• _Task description_: Reproduce the rows verbatim, from the first row through the row containing "hair-model[interactable] [412, 156, 842, 682]", both ends inclusive.
########
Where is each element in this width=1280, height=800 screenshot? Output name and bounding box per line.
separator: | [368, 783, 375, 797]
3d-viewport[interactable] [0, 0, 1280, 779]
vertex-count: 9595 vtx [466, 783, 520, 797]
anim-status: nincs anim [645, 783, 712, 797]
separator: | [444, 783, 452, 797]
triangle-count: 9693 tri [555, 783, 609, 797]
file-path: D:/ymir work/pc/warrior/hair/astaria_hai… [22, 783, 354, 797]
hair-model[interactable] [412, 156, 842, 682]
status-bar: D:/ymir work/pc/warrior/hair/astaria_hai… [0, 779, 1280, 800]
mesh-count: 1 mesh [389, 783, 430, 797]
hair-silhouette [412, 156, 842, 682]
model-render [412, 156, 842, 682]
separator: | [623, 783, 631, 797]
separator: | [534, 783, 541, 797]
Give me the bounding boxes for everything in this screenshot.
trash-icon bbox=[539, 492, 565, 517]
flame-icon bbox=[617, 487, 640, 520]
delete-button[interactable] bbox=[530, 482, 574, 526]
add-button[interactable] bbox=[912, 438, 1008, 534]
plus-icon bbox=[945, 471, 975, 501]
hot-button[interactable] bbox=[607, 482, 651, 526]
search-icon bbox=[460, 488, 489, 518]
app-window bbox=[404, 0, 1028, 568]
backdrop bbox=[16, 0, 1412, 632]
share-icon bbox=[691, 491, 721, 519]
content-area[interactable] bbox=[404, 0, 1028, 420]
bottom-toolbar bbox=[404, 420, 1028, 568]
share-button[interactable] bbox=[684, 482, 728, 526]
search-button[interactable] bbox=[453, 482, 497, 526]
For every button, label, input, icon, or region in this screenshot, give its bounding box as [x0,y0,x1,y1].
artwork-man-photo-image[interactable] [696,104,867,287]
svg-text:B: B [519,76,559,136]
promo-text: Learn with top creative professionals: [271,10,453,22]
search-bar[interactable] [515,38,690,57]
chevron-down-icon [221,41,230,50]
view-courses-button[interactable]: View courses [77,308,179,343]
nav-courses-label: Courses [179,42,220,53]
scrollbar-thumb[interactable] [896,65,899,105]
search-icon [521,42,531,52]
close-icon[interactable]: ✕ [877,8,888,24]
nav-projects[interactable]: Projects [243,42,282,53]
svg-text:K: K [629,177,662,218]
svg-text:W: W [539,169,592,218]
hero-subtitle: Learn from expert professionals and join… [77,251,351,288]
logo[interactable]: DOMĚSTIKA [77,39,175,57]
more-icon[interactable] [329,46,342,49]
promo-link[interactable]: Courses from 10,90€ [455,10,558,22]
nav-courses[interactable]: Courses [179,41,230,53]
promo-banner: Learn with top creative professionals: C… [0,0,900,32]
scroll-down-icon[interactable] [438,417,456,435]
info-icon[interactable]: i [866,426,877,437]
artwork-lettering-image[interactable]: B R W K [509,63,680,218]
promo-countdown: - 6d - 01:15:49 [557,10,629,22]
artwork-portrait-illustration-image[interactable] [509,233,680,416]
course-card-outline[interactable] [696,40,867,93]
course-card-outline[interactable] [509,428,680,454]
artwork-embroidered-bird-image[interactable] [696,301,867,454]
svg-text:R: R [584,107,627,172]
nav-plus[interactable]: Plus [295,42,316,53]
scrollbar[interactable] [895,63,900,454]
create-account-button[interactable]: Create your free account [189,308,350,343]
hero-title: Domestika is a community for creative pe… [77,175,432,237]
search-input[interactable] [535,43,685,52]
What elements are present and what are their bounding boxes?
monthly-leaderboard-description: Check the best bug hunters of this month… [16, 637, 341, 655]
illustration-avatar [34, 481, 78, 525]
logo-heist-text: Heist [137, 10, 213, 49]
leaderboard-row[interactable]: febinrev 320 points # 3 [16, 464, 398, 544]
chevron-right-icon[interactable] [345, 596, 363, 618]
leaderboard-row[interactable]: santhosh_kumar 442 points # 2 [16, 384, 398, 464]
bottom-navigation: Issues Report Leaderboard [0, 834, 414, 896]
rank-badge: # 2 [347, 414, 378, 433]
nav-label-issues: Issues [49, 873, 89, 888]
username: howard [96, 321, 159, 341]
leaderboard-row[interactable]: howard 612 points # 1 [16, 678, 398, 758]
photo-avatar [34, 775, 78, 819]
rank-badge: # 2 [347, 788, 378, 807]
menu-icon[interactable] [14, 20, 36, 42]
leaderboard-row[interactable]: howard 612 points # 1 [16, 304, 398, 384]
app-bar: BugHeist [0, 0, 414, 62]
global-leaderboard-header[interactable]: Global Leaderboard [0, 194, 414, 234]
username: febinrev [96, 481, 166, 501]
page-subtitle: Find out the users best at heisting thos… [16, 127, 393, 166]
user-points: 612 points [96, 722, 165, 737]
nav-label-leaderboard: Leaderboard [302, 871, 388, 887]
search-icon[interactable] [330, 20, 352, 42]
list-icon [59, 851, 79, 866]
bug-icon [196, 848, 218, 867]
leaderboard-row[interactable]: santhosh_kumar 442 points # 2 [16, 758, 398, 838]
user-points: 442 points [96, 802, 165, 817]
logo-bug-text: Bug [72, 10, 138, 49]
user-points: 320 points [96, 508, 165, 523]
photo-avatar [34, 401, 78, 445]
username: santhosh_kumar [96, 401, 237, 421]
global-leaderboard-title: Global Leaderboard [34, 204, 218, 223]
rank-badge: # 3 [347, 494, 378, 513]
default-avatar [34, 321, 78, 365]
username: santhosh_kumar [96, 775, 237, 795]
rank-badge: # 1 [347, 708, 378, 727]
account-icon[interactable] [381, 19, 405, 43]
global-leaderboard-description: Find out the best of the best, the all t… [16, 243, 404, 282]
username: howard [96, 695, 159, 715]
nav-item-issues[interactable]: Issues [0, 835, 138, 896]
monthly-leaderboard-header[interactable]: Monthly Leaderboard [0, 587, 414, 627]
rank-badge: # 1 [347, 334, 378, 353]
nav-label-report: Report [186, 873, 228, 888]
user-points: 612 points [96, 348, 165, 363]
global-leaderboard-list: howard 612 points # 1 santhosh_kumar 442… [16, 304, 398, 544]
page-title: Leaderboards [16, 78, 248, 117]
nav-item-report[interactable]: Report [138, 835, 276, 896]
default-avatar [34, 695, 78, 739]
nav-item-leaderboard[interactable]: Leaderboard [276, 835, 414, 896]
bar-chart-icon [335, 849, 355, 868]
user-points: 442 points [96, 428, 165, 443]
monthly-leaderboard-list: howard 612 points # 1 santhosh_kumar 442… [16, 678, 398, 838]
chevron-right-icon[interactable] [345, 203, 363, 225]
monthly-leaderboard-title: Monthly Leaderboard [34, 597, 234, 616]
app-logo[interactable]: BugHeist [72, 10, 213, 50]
########
• _Exercise result_:
Where is each element in this width=1280, height=800 screenshot? Output name and bounding box per line.
separator: | [368, 783, 375, 797]
3d-viewport[interactable] [0, 0, 1280, 779]
vertex-count: 9595 vtx [466, 783, 520, 797]
anim-status: nincs anim [645, 783, 712, 797]
separator: | [444, 783, 452, 797]
triangle-count: 9693 tri [555, 783, 609, 797]
file-path: D:/ymir work/pc/warrior/hair/astaria_hai… [22, 783, 354, 797]
hair-model[interactable] [412, 156, 842, 682]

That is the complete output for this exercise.